:: RECORDS SUPPLIED ::

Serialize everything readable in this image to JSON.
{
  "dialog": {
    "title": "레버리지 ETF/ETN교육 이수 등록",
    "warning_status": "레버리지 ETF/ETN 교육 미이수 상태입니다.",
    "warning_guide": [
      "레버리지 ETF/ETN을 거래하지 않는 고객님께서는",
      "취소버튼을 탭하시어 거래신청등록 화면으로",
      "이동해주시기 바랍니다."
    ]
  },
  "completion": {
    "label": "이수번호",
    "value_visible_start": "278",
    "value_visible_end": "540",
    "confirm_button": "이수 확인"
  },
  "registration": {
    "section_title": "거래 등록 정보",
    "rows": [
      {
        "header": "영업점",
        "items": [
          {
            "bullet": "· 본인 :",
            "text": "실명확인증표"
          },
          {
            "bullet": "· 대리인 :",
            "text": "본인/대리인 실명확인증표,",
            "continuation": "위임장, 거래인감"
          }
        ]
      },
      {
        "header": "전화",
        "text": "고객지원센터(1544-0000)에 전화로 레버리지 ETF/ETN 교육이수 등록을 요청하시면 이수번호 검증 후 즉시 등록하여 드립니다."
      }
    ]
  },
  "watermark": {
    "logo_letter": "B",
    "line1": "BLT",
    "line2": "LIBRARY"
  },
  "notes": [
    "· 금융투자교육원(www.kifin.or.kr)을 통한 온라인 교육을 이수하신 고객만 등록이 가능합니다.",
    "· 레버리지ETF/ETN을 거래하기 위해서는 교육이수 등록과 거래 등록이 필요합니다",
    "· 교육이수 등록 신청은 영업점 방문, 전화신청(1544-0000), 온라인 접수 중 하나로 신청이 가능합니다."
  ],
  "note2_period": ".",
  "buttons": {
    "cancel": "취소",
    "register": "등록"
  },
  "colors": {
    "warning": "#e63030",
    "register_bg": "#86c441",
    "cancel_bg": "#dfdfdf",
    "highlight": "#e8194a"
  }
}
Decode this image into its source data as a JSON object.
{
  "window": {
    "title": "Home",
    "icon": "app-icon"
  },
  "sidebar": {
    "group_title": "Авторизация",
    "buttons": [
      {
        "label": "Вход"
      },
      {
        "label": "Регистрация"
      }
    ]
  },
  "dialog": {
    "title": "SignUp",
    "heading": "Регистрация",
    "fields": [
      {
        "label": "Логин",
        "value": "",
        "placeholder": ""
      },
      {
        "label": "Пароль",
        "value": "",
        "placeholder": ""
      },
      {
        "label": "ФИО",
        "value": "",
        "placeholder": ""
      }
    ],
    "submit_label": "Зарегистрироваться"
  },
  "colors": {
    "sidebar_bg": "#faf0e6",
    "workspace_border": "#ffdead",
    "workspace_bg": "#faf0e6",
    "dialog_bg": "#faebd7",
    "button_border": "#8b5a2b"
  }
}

:: INSTRUCTIONS TO FOLLOW ::
Set down every record above exactly as given.

:: EXERCISE RESULT ::
Serialize everything readable in this image to JSON.
{
  "dialog": {
    "title": "레버리지 ETF/ETN교육 이수 등록",
    "warning_status": "레버리지 ETF/ETN 교육 미이수 상태입니다.",
    "warning_guide": [
      "레버리지 ETF/ETN을 거래하지 않는 고객님께서는",
      "취소버튼을 탭하시어 거래신청등록 화면으로",
      "이동해주시기 바랍니다."
    ]
  },
  "completion": {
    "label": "이수번호",
    "value_visible_start": "278",
    "value_visible_end": "540",
    "confirm_button": "이수 확인"
  },
  "registration": {
    "section_title": "거래 등록 정보",
    "rows": [
      {
        "header": "영업점",
        "items": [
          {
            "bullet": "· 본인 :",
            "text": "실명확인증표"
          },
          {
            "bullet": "· 대리인 :",
            "text": "본인/대리인 실명확인증표,",
            "continuation": "위임장, 거래인감"
          }
        ]
      },
      {
        "header": "전화",
        "text": "고객지원센터(1544-0000)에 전화로 레버리지 ETF/ETN 교육이수 등록을 요청하시면 이수번호 검증 후 즉시 등록하여 드립니다."
      }
    ]
  },
  "watermark": {
    "logo_letter": "B",
    "line1": "BLT",
    "line2": "LIBRARY"
  },
  "notes": [
    "· 금융투자교육원(www.kifin.or.kr)을 통한 온라인 교육을 이수하신 고객만 등록이 가능합니다.",
    "· 레버리지ETF/ETN을 거래하기 위해서는 교육이수 등록과 거래 등록이 필요합니다",
    "· 교육이수 등록 신청은 영업점 방문, 전화신청(1544-0000), 온라인 접수 중 하나로 신청이 가능합니다."
  ],
  "note2_period": ".",
  "buttons": {
    "cancel": "취소",
    "register": "등록"
  },
  "colors": {
    "warning": "#e63030",
    "register_bg": "#86c441",
    "cancel_bg": "#dfdfdf",
    "highlight": "#e8194a"
  }
}
Decode this image into its source data as a JSON object.
{
  "window": {
    "title": "Home",
    "icon": "app-icon"
  },
  "sidebar": {
    "group_title": "Авторизация",
    "buttons": [
      {
        "label": "Вход"
      },
      {
        "label": "Регистрация"
      }
    ]
  },
  "dialog": {
    "title": "SignUp",
    "heading": "Регистрация",
    "fields": [
      {
        "label": "Логин",
        "value": "",
        "placeholder": ""
      },
      {
        "label": "Пароль",
        "value": "",
        "placeholder": ""
      },
      {
        "label": "ФИО",
        "value": "",
        "placeholder": ""
      }
    ],
    "submit_label": "Зарегистрироваться"
  },
  "colors": {
    "sidebar_bg": "#faf0e6",
    "workspace_border": "#ffdead",
    "workspace_bg": "#faf0e6",
    "dialog_bg": "#faebd7",
    "button_border": "#8b5a2b"
  }
}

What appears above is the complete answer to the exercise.